Set down every entry word for word. Omit the pictures.

###

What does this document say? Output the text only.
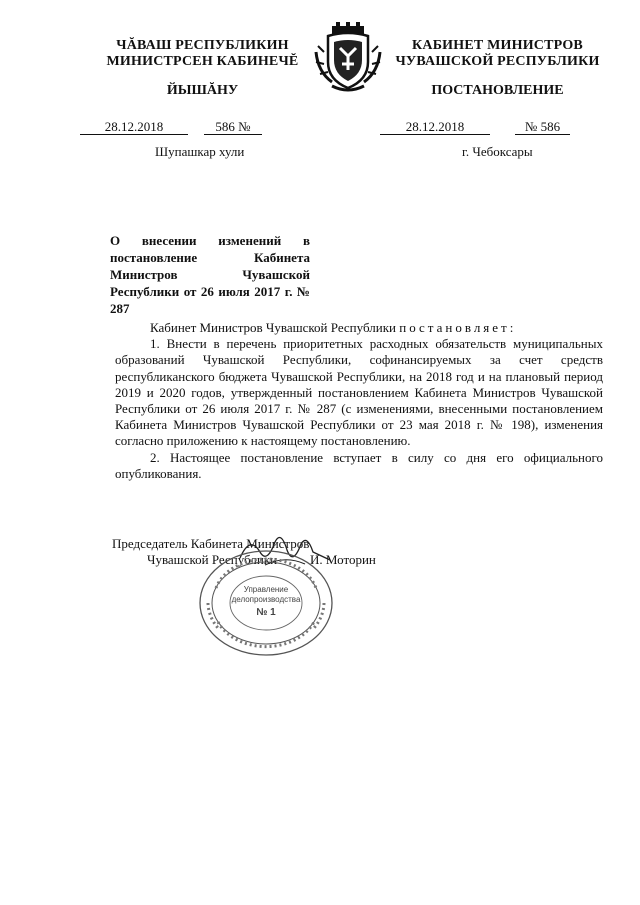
ЧĂВАШ РЕСПУБЛИКИН
МИНИСТРСЕН КАБИНЕЧĔ
ЙЫШĂНУ
КАБИНЕТ МИНИСТРОВ
ЧУВАШСКОЙ РЕСПУБЛИКИ
ПОСТАНОВЛЕНИЕ
28.12.2018	586 №
Шупашкар хули
28.12.2018	№ 586
г. Чебоксары
О внесении изменений в постановление Кабинета Министров Чувашской Республики от 26 июля 2017 г. № 287

Кабинет Министров Чувашской Республики постановляет:

1. Внести в перечень приоритетных расходных обязательств муниципальных образований Чувашской Республики, софинансируемых за счет средств республиканского бюджета Чувашской Республики, на 2018 год и на плановый период 2019 и 2020 годов, утвержденный постановлением Кабинета Министров Чувашской Республики от 26 июля 2017 г. № 287 (с изменениями, внесенными постановлением Кабинета Министров Чувашской Республики от 23 мая 2018 г. № 198), изменения согласно приложению к настоящему постановлению.

2. Настоящее постановление вступает в силу со дня его официального опубликования.

Председатель Кабинета Министров
Чувашской Республики	И. Моторин
Управление
делопроизводства
№ 1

###

EXERCISE SOLUTION:
What does this document say? Output the text only.
ЧĂВАШ РЕСПУБЛИКИН
МИНИСТРСЕН КАБИНЕЧĔ
ЙЫШĂНУ
КАБИНЕТ МИНИСТРОВ
ЧУВАШСКОЙ РЕСПУБЛИКИ
ПОСТАНОВЛЕНИЕ
28.12.2018	586 №
Шупашкар хули
28.12.2018	№ 586
г. Чебоксары
О внесении изменений в постановление Кабинета Министров Чувашской Республики от 26 июля 2017 г. № 287

Кабинет Министров Чувашской Республики постановляет:

1. Внести в перечень приоритетных расходных обязательств муниципальных образований Чувашской Республики, софинансируемых за счет средств республиканского бюджета Чувашской Республики, на 2018 год и на плановый период 2019 и 2020 годов, утвержденный постановлением Кабинета Министров Чувашской Республики от 26 июля 2017 г. № 287 (с изменениями, внесенными постановлением Кабинета Министров Чувашской Республики от 23 мая 2018 г. № 198), изменения согласно приложению к настоящему постановлению.

2. Настоящее постановление вступает в силу со дня его официального опубликования.

Председатель Кабинета Министров
Чувашской Республики	И. Моторин
Управление
делопроизводства
№ 1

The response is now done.